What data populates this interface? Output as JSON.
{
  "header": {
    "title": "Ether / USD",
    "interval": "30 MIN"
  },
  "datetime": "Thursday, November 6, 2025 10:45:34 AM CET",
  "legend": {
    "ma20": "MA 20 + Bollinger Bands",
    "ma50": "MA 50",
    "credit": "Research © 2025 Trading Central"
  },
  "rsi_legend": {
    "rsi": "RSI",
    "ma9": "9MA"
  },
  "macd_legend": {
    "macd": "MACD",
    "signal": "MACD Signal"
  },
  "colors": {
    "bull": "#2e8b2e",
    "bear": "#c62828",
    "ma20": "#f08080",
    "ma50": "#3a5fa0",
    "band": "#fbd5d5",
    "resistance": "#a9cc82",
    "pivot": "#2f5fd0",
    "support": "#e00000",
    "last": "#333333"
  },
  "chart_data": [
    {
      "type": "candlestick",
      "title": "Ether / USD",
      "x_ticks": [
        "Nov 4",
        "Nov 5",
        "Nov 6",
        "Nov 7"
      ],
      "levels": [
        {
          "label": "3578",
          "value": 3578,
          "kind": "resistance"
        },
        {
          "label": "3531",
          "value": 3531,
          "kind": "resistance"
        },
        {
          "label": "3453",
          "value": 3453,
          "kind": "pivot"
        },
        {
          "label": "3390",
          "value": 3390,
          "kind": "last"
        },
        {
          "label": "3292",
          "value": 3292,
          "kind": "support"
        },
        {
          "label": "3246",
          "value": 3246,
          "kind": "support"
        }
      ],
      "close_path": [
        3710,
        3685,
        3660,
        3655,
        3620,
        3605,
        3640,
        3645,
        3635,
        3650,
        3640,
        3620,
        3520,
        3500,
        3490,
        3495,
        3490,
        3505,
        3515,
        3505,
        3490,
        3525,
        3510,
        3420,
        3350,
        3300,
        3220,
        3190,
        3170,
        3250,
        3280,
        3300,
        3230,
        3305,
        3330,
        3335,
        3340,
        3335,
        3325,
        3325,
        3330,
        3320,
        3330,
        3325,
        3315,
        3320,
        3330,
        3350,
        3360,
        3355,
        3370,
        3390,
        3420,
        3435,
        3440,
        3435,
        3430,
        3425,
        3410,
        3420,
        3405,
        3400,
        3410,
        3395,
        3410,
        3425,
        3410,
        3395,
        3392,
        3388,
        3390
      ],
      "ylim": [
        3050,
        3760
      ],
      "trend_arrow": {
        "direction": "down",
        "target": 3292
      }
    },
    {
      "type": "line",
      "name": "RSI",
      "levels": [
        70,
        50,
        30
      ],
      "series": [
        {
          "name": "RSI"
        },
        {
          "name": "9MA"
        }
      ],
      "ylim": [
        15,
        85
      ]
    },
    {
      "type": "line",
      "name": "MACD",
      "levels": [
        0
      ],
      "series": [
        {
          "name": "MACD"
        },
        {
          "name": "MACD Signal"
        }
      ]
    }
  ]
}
________
- WHAT IS EXPECTED
Write out the full set of records exactly as given.

- TASK RESPONSE
What data populates this interface? Output as JSON.
{
  "header": {
    "title": "Ether / USD",
    "interval": "30 MIN"
  },
  "datetime": "Thursday, November 6, 2025 10:45:34 AM CET",
  "legend": {
    "ma20": "MA 20 + Bollinger Bands",
    "ma50": "MA 50",
    "credit": "Research © 2025 Trading Central"
  },
  "rsi_legend": {
    "rsi": "RSI",
    "ma9": "9MA"
  },
  "macd_legend": {
    "macd": "MACD",
    "signal": "MACD Signal"
  },
  "colors": {
    "bull": "#2e8b2e",
    "bear": "#c62828",
    "ma20": "#f08080",
    "ma50": "#3a5fa0",
    "band": "#fbd5d5",
    "resistance": "#a9cc82",
    "pivot": "#2f5fd0",
    "support": "#e00000",
    "last": "#333333"
  },
  "chart_data": [
    {
      "type": "candlestick",
      "title": "Ether / USD",
      "x_ticks": [
        "Nov 4",
        "Nov 5",
        "Nov 6",
        "Nov 7"
      ],
      "levels": [
        {
          "label": "3578",
          "value": 3578,
          "kind": "resistance"
        },
        {
          "label": "3531",
          "value": 3531,
          "kind": "resistance"
        },
        {
          "label": "3453",
          "value": 3453,
          "kind": "pivot"
        },
        {
          "label": "3390",
          "value": 3390,
          "kind": "last"
        },
        {
          "label": "3292",
          "value": 3292,
          "kind": "support"
        },
        {
          "label": "3246",
          "value": 3246,
          "kind": "support"
        }
      ],
      "close_path": [
        3710,
        3685,
        3660,
        3655,
        3620,
        3605,
        3640,
        3645,
        3635,
        3650,
        3640,
        3620,
        3520,
        3500,
        3490,
        3495,
        3490,
        3505,
        3515,
        3505,
        3490,
        3525,
        3510,
        3420,
        3350,
        3300,
        3220,
        3190,
        3170,
        3250,
        3280,
        3300,
        3230,
        3305,
        3330,
        3335,
        3340,
        3335,
        3325,
        3325,
        3330,
        3320,
        3330,
        3325,
        3315,
        3320,
        3330,
        3350,
        3360,
        3355,
        3370,
        3390,
        3420,
        3435,
        3440,
        3435,
        3430,
        3425,
        3410,
        3420,
        3405,
        3400,
        3410,
        3395,
        3410,
        3425,
        3410,
        3395,
        3392,
        3388,
        3390
      ],
      "ylim": [
        3050,
        3760
      ],
      "trend_arrow": {
        "direction": "down",
        "target": 3292
      }
    },
    {
      "type": "line",
      "name": "RSI",
      "levels": [
        70,
        50,
        30
      ],
      "series": [
        {
          "name": "RSI"
        },
        {
          "name": "9MA"
        }
      ],
      "ylim": [
        15,
        85
      ]
    },
    {
      "type": "line",
      "name": "MACD",
      "levels": [
        0
      ],
      "series": [
        {
          "name": "MACD"
        },
        {
          "name": "MACD Signal"
        }
      ]
    }
  ]
}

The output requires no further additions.